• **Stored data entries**
** start **

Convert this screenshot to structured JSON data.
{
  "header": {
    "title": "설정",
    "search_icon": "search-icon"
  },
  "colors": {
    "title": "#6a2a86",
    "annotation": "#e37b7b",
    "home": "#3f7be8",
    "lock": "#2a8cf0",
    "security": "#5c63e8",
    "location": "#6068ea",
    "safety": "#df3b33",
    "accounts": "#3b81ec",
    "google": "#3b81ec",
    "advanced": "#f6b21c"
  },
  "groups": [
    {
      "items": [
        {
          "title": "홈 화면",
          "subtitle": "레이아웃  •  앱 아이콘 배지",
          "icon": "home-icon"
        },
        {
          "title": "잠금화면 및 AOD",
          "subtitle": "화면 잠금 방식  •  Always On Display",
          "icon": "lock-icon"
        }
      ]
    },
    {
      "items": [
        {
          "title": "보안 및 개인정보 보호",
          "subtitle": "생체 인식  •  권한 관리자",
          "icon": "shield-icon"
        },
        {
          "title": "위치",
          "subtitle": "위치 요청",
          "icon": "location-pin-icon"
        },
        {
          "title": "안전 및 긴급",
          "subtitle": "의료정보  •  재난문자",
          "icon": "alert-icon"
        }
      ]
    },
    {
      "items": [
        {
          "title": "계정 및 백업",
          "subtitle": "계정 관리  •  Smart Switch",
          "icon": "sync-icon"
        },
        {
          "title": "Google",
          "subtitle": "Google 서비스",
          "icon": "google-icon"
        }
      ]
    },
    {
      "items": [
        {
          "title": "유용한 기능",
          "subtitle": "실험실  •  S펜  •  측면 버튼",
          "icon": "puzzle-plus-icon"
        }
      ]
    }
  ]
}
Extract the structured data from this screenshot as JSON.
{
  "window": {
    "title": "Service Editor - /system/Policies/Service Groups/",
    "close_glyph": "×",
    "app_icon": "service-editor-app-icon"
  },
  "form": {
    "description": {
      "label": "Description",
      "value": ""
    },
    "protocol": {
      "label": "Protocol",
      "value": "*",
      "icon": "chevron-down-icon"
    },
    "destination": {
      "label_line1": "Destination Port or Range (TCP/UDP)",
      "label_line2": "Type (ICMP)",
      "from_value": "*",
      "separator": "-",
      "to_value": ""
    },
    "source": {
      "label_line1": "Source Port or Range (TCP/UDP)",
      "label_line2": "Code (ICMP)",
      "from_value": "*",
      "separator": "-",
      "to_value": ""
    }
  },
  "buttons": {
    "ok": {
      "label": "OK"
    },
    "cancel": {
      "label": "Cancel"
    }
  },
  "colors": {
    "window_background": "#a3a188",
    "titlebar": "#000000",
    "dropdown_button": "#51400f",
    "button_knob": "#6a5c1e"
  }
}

** end **

• **Exercise brief**
Search the data for the word "JSON" and copy each line where it appears.

• **Expected output**
Convert this screenshot to structured JSON data.
Extract the structured data from this screenshot as JSON.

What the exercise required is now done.